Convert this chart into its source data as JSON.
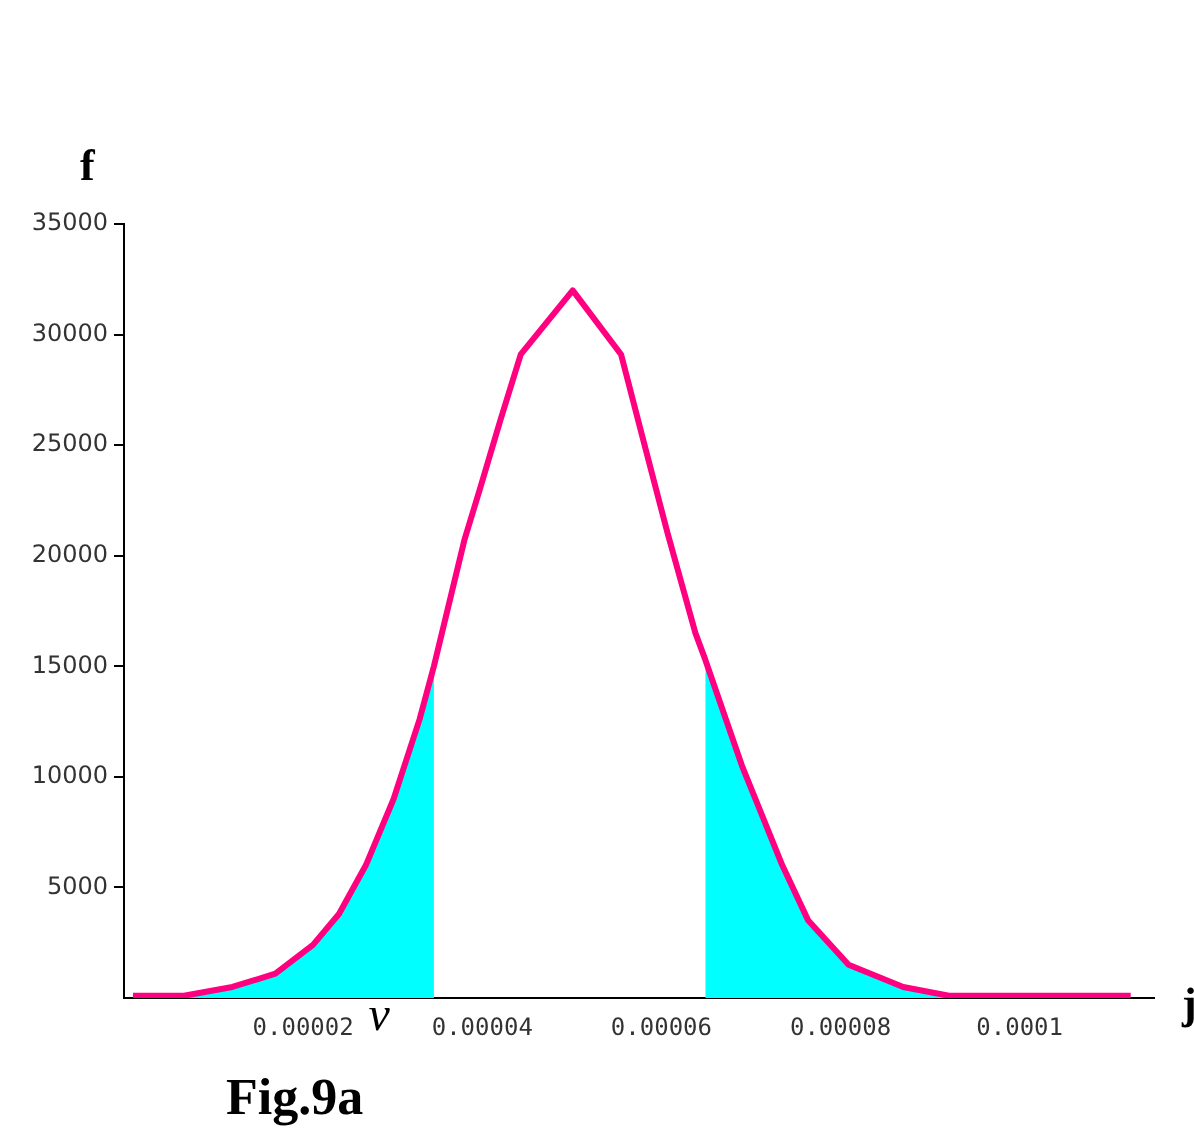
{
  "chart_data": {
    "type": "line",
    "xlabel": "j",
    "ylabel": "f",
    "xlim": [
      0,
      0.000115
    ],
    "ylim": [
      0,
      35000
    ],
    "xticks": [
      {
        "value": 2e-05,
        "label": "0.00002"
      },
      {
        "value": 4e-05,
        "label": "0.00004"
      },
      {
        "value": 6e-05,
        "label": "0.00006"
      },
      {
        "value": 8e-05,
        "label": "0.00008"
      },
      {
        "value": 0.0001,
        "label": "0.0001"
      }
    ],
    "yticks": [
      5000,
      10000,
      15000,
      20000,
      25000,
      30000,
      35000
    ],
    "grid": false,
    "legend": false,
    "marker": "none",
    "line_style": "solid",
    "annotations": [
      {
        "text": "ν",
        "x": 2.85e-05,
        "y": 0
      },
      "Fig.9a"
    ],
    "series": [
      {
        "type": "area",
        "color": "#00ffff",
        "x": [
          1e-06,
          6.7e-06,
          1.21e-05,
          1.69e-05,
          2.11e-05,
          2.4e-05,
          2.7e-05,
          3.01e-05,
          3.3e-05,
          3.46e-05
        ],
        "values": [
          100,
          100,
          500,
          1100,
          2400,
          3800,
          6000,
          9000,
          12600,
          15000
        ]
      },
      {
        "type": "area",
        "color": "#00ffff",
        "x": [
          6.49e-05,
          6.9e-05,
          7.35e-05,
          7.64e-05,
          8.09e-05,
          8.7e-05,
          9.21e-05
        ],
        "values": [
          15300,
          10500,
          6000,
          3500,
          1500,
          500,
          100
        ]
      },
      {
        "color": "#ff0080",
        "x": [
          1e-06,
          6.7e-06,
          1.21e-05,
          1.69e-05,
          2.11e-05,
          2.4e-05,
          2.7e-05,
          3.01e-05,
          3.3e-05,
          3.46e-05,
          3.8e-05,
          3.98e-05,
          4.2e-05,
          4.43e-05,
          5.01e-05,
          5.55e-05,
          5.78e-05,
          6.07e-05,
          6.38e-05,
          6.49e-05,
          6.9e-05,
          7.35e-05,
          7.64e-05,
          8.09e-05,
          8.7e-05,
          9.21e-05,
          0.0001124
        ],
        "values": [
          100,
          100,
          500,
          1100,
          2400,
          3800,
          6000,
          9000,
          12600,
          15000,
          20700,
          23100,
          26100,
          29100,
          32000,
          29100,
          25500,
          21000,
          16500,
          15300,
          10500,
          6000,
          3500,
          1500,
          500,
          100,
          100
        ]
      }
    ]
  }
}
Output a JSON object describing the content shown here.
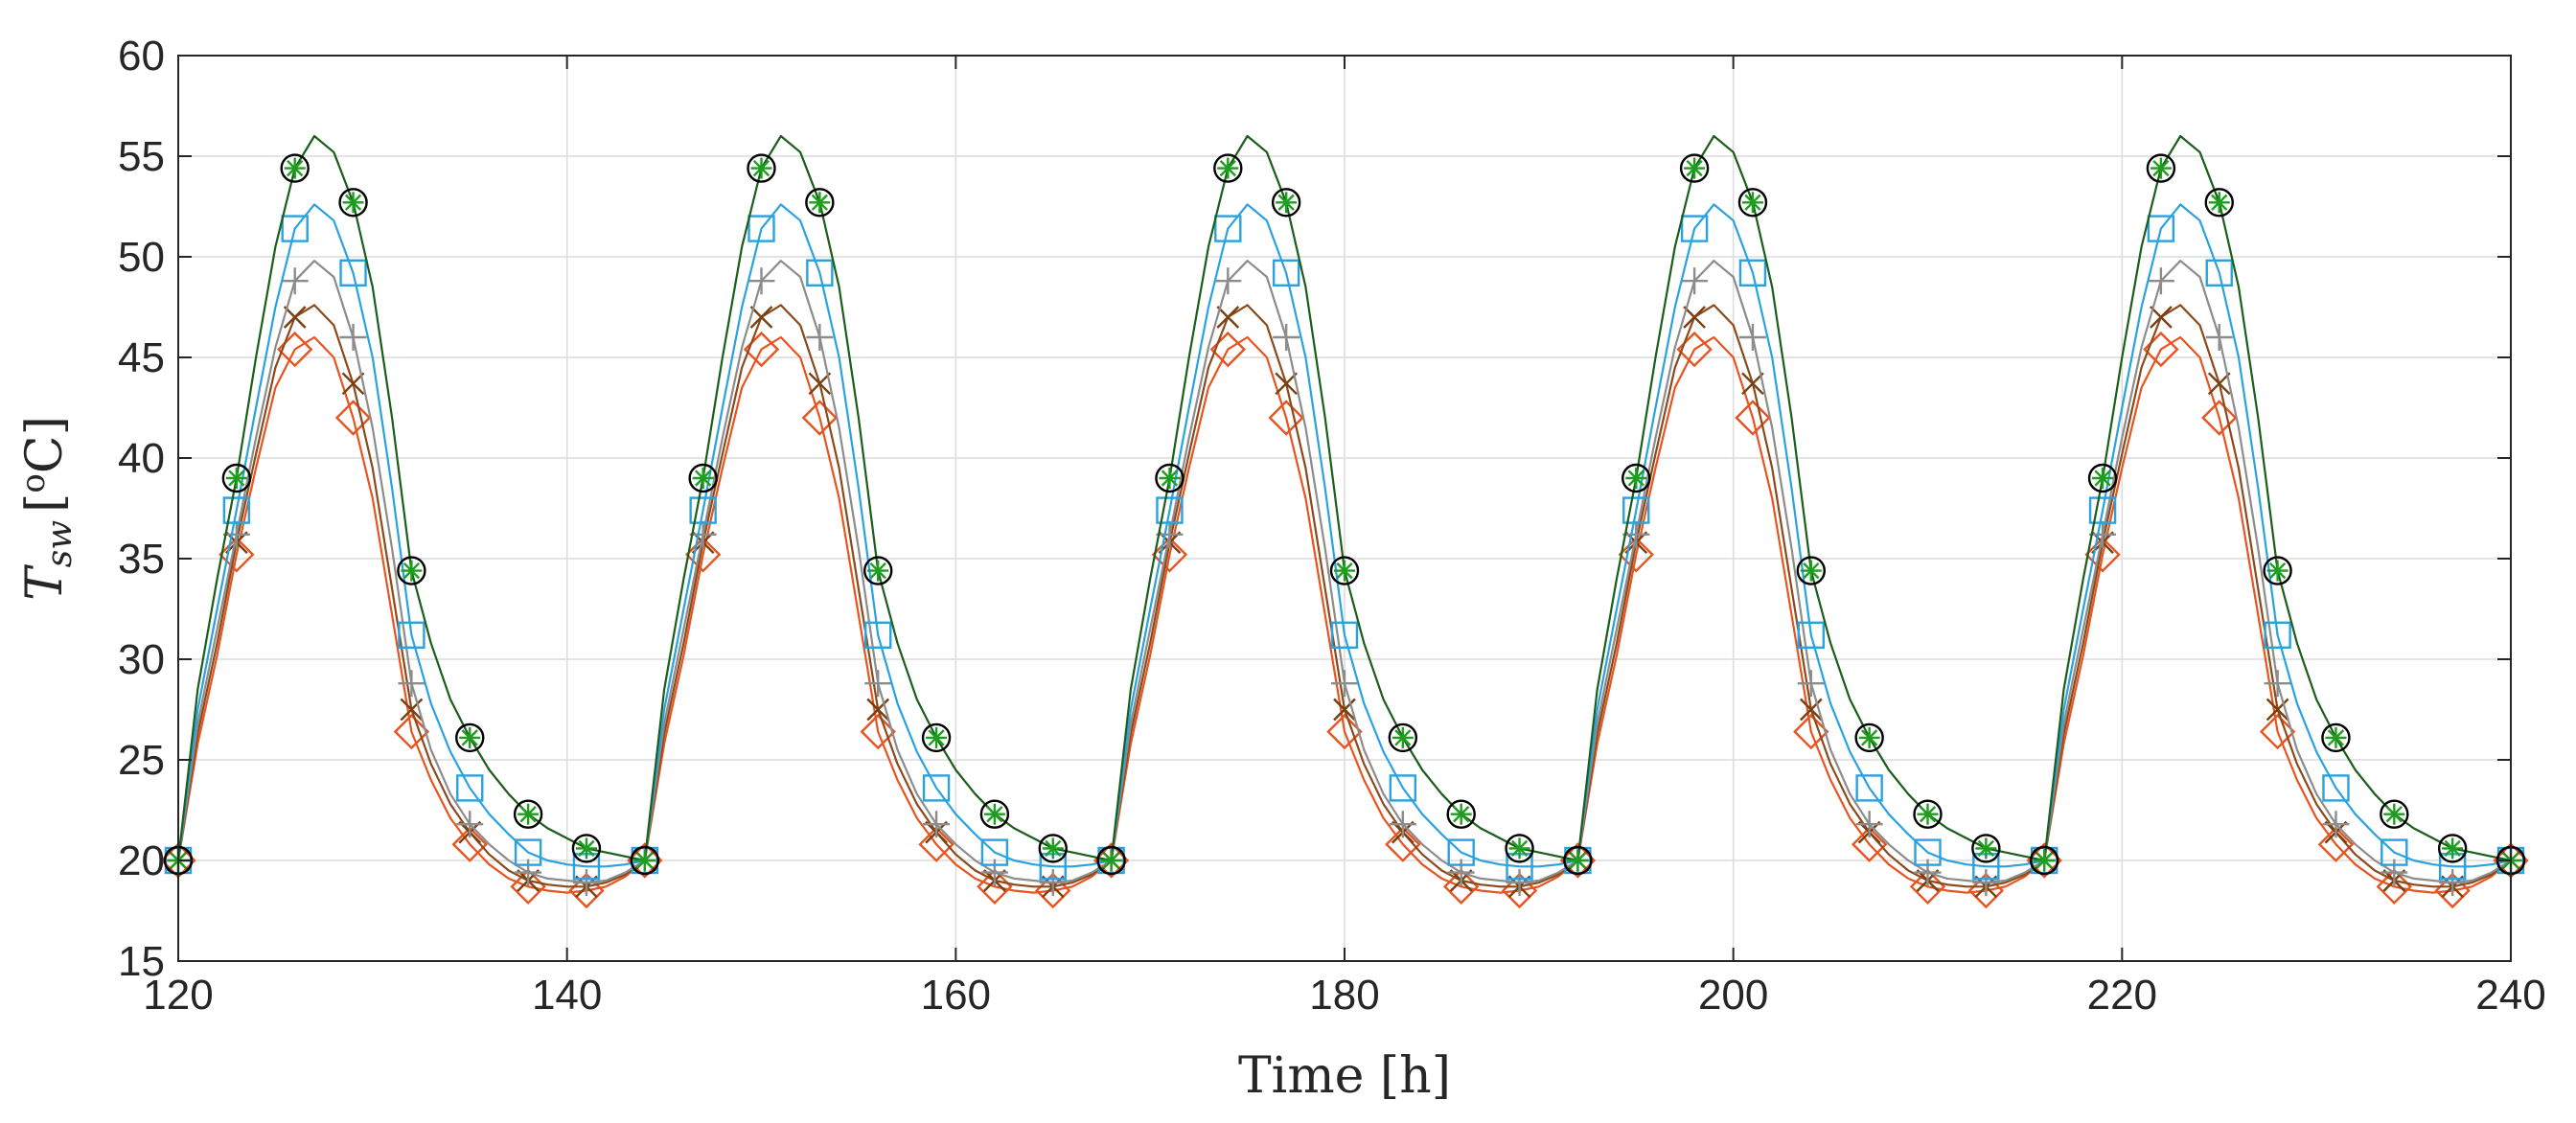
{
  "chart_data": {
    "type": "line",
    "title": "",
    "xlabel": "Time [h]",
    "ylabel_main": "T",
    "ylabel_sub": "sw",
    "ylabel_unit_open": "[",
    "ylabel_unit_sup": "o",
    "ylabel_unit_close": "C]",
    "xlim": [
      120,
      240
    ],
    "ylim": [
      15,
      60
    ],
    "xticks": [
      "120",
      "140",
      "160",
      "180",
      "200",
      "220",
      "240"
    ],
    "yticks": [
      "15",
      "20",
      "25",
      "30",
      "35",
      "40",
      "45",
      "50",
      "55",
      "60"
    ],
    "grid": true,
    "legend": "none",
    "period_hours": 24,
    "cycle_x_offsets": [
      0,
      1,
      2,
      3,
      4,
      5,
      6,
      7,
      8,
      9,
      10,
      11,
      12,
      13,
      14,
      15,
      16,
      17,
      18,
      19,
      20,
      21,
      22,
      23,
      24
    ],
    "series": [
      {
        "name": "series-1",
        "color": "#000000",
        "line_color": "#1a5e1a",
        "marker": "circle-star",
        "marker_offsets": [
          0,
          3,
          6,
          9,
          12,
          15,
          18,
          21,
          24
        ],
        "cycle_values": [
          20,
          28.5,
          34,
          39,
          45,
          50.5,
          54.4,
          56,
          55.2,
          52.7,
          48.5,
          42,
          34.4,
          30.8,
          28,
          26.1,
          24.5,
          23.3,
          22.3,
          21.6,
          21.1,
          20.6,
          20.4,
          20.2,
          20
        ]
      },
      {
        "name": "series-2",
        "color": "#2aa2e0",
        "line_color": "#2aa2e0",
        "marker": "square",
        "marker_offsets": [
          0,
          3,
          6,
          9,
          12,
          15,
          18,
          21,
          24
        ],
        "cycle_values": [
          20,
          27.5,
          32.5,
          37.4,
          42.5,
          47.5,
          51.4,
          52.6,
          51.8,
          49.2,
          45,
          38.5,
          31.2,
          27.8,
          25.4,
          23.6,
          22.3,
          21.3,
          20.4,
          20,
          19.8,
          19.7,
          19.7,
          19.8,
          20
        ]
      },
      {
        "name": "series-3",
        "color": "#8c8c8c",
        "line_color": "#8c8c8c",
        "marker": "plus",
        "marker_offsets": [
          0,
          3,
          6,
          9,
          12,
          15,
          18,
          21,
          24
        ],
        "cycle_values": [
          20,
          26.8,
          31.5,
          36.2,
          41,
          45.5,
          48.8,
          49.8,
          49,
          46,
          41.5,
          35.5,
          28.8,
          25.5,
          23.3,
          21.8,
          20.8,
          20,
          19.4,
          19.1,
          19,
          18.9,
          19,
          19.4,
          20
        ]
      },
      {
        "name": "series-4",
        "color": "#7a3f10",
        "line_color": "#8a4a1c",
        "marker": "cross",
        "marker_offsets": [
          0,
          3,
          6,
          9,
          12,
          15,
          18,
          21,
          24
        ],
        "cycle_values": [
          20,
          26.3,
          30.8,
          35.8,
          40.2,
          44.5,
          47,
          47.6,
          46.6,
          43.7,
          39.5,
          33.5,
          27.5,
          24.8,
          22.8,
          21.4,
          20.3,
          19.5,
          19,
          18.8,
          18.7,
          18.7,
          18.9,
          19.3,
          20
        ]
      },
      {
        "name": "series-5",
        "color": "#e8531f",
        "line_color": "#e8531f",
        "marker": "diamond",
        "marker_offsets": [
          0,
          3,
          6,
          9,
          12,
          15,
          18,
          21,
          24
        ],
        "cycle_values": [
          20,
          25.8,
          30.2,
          35.2,
          39.5,
          43.5,
          45.4,
          46,
          45,
          42,
          38,
          32.2,
          26.4,
          24,
          22.1,
          20.8,
          19.8,
          19.1,
          18.7,
          18.5,
          18.4,
          18.5,
          18.7,
          19.2,
          20
        ]
      }
    ]
  }
}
===============
— Description of the task —
Going through the entries above, report how many lines include the string "JSON". The number alone is the answer.

— Response to this task —
2